▸ The task:
Report every line in the listing below where the string "HCO₃" shows up.

········

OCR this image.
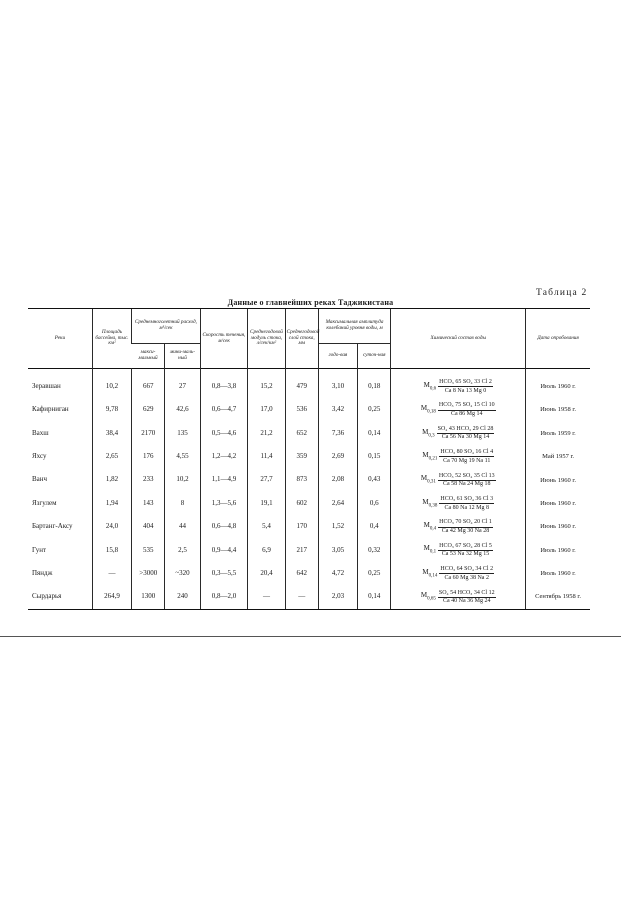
Таблица 2
Данные о главнейших реках Таджикистана
Реки	Площадь бассейна, тыс. км²	Среднемноголетний расход, м³/сек		Скорость течения, м/сек	Среднегодовой модуль стока, л/сек/км²	Среднегодовой слой стока, мм	Максимальная амплитуда колебаний уровня воды, м		Химический состав воды	Дата опробования
		макси-мальный	мини-маль-ный				годо-вая	суточ-ная		
Зеравшан	10,2	667	27	0,8—3,8	15,2	479	3,10	0,18	$M_{0,6} \frac{\text{HCO₃ 65 SO₄ 33 Cl 2}}{Ca 8 Na 13 Mg 0}$	Июль 1960 г.
Кафирниган	9,78	629	42,6	0,6—4,7	17,0	536	3,42	0,25	$M_{0,18} \frac{\text{HCO₃ 75 SO₄ 15 Cl 10}}{Ca 86 Mg 14}$	Июнь 1958 г.
Вахш	38,4	2170	135	0,5—4,6	21,2	652	7,36	0,14	$M_{0,3} \frac{\text{SO₄ 43 HCO₃ 29 Cl 28}}{Ca 56 Na 30 Mg 14}$	Июль 1959 г.
Яхсу	2,65	176	4,55	1,2—4,2	11,4	359	2,69	0,15	$M_{0,21} \frac{\text{HCO₃ 80 SO₄ 16 Cl 4}}{Ca 70 Mg 19 Na 11}$	Май 1957 г.
Ванч	1,82	233	10,2	1,1—4,9	27,7	873	2,08	0,43	$M_{0,31} \frac{\text{HCO₃ 52 SO₄ 35 Cl 13}}{Ca 58 Na 24 Mg 18}$	Июнь 1960 г.
Язгулем	1,94	143	8	1,3—5,6	19,1	602	2,64	0,6	$M_{0,38} \frac{\text{HCO₃ 61 SO₄ 36 Cl 3}}{Ca 80 Na 12 Mg 8}$	Июнь 1960 г.
Бартанг-Аксу	24,0	404	44	0,6—4,8	5,4	170	1,52	0,4	$M_{0,4} \frac{\text{HCO₃ 70 SO₄ 20 Cl 1}}{Ca 42 Mg 30 Na 28}$	Июнь 1960 г.
Гунт	15,8	535	2,5	0,9—4,4	6,9	217	3,05	0,32	$M_{0,1} \frac{\text{HCO₃ 67 SO₄ 28 Cl 5}}{Ca 53 Na 32 Mg 15}$	Июль 1960 г.
Пяндж	—	>3000	~320	0,3—5,5	20,4	642	4,72	0,25	$M_{0,14} \frac{\text{HCO₃ 64 SO₄ 34 Cl 2}}{Ca 60 Mg 38 Na 2}$	Июль 1960 г.
Сырдарья	264,9	1300	240	0,8—2,0	—	—	2,03	0,14	$M_{0,65} \frac{\text{SO₄ 54 HCO₃ 34 Cl 12}}{Ca 40 Na 36 Mg 24}$	Сентябрь 1958 г.
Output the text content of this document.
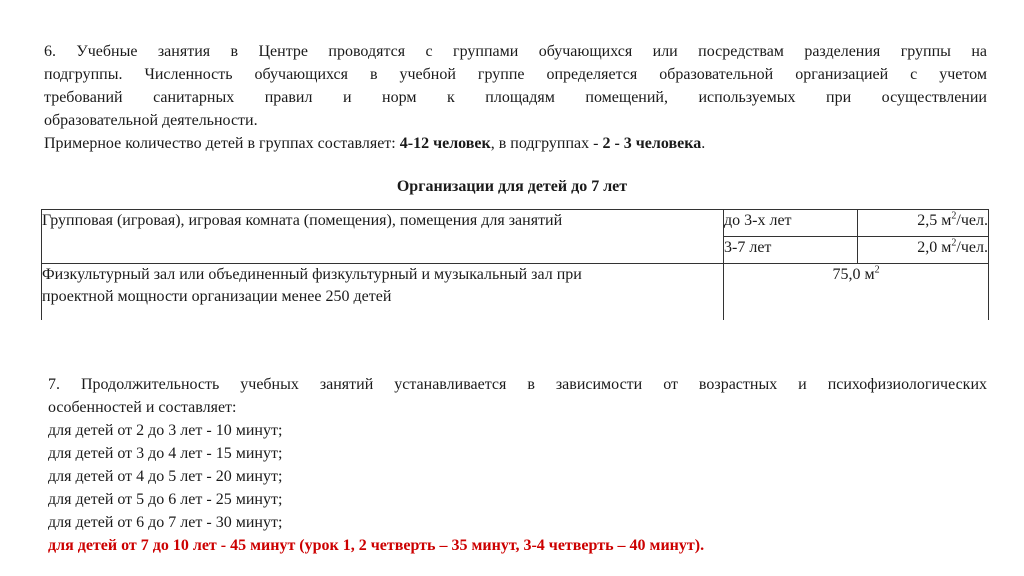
6. Учебные занятия в Центре проводятся с группами обучающихся или посредствам разделения группы на
подгруппы. Численность обучающихся в учебной группе определяется образовательной организацией с учетом
требований санитарных правил и норм к площадям помещений, используемых при осуществлении
образовательной деятельности.
Примерное количество детей в группах составляет: 4-12 человек, в подгруппах - 2 - 3 человека.
Организации для детей до 7 лет
Групповая (игровая), игровая комната (помещения), помещения для занятий	до 3-х лет	2,5 $м^2$/чел.
	3-7 лет	2,0 $м^2$/чел.

Физкультурный зал или объединенный физкультурный и музыкальный зал при
проектной мощности организации менее 250 детей	75,0 $м^2$
7. Продолжительность учебных занятий устанавливается в зависимости от возрастных и психофизиологических
особенностей и составляет:
для детей от 2 до 3 лет - 10 минут;
для детей от 3 до 4 лет - 15 минут;
для детей от 4 до 5 лет - 20 минут;
для детей от 5 до 6 лет - 25 минут;
для детей от 6 до 7 лет - 30 минут;
для детей от 7 до 10 лет - 45 минут (урок 1, 2 четверть – 35 минут, 3-4 четверть – 40 минут).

········

▸ Reply:
Зеравшан	10,2	667	27	0,8—3,8	15,2	479	3,10	0,18	$M_{0,6} \frac{\text{HCO₃ 65 SO₄ 33 Cl 2}}{Ca 8 Na 13 Mg 0}$	Июль 1960 г.
Кафирниган	9,78	629	42,6	0,6—4,7	17,0	536	3,42	0,25	$M_{0,18} \frac{\text{HCO₃ 75 SO₄ 15 Cl 10}}{Ca 86 Mg 14}$	Июнь 1958 г.
Вахш	38,4	2170	135	0,5—4,6	21,2	652	7,36	0,14	$M_{0,3} \frac{\text{SO₄ 43 HCO₃ 29 Cl 28}}{Ca 56 Na 30 Mg 14}$	Июль 1959 г.
Яхсу	2,65	176	4,55	1,2—4,2	11,4	359	2,69	0,15	$M_{0,21} \frac{\text{HCO₃ 80 SO₄ 16 Cl 4}}{Ca 70 Mg 19 Na 11}$	Май 1957 г.
Ванч	1,82	233	10,2	1,1—4,9	27,7	873	2,08	0,43	$M_{0,31} \frac{\text{HCO₃ 52 SO₄ 35 Cl 13}}{Ca 58 Na 24 Mg 18}$	Июнь 1960 г.
Язгулем	1,94	143	8	1,3—5,6	19,1	602	2,64	0,6	$M_{0,38} \frac{\text{HCO₃ 61 SO₄ 36 Cl 3}}{Ca 80 Na 12 Mg 8}$	Июнь 1960 г.
Бартанг-Аксу	24,0	404	44	0,6—4,8	5,4	170	1,52	0,4	$M_{0,4} \frac{\text{HCO₃ 70 SO₄ 20 Cl 1}}{Ca 42 Mg 30 Na 28}$	Июнь 1960 г.
Гунт	15,8	535	2,5	0,9—4,4	6,9	217	3,05	0,32	$M_{0,1} \frac{\text{HCO₃ 67 SO₄ 28 Cl 5}}{Ca 53 Na 32 Mg 15}$	Июль 1960 г.
Пяндж	—	>3000	~320	0,3—5,5	20,4	642	4,72	0,25	$M_{0,14} \frac{\text{HCO₃ 64 SO₄ 34 Cl 2}}{Ca 60 Mg 38 Na 2}$	Июль 1960 г.
Сырдарья	264,9	1300	240	0,8—2,0	—	—	2,03	0,14	$M_{0,65} \frac{\text{SO₄ 54 HCO₃ 34 Cl 12}}{Ca 40 Na 36 Mg 24}$	Сентябрь 1958 г.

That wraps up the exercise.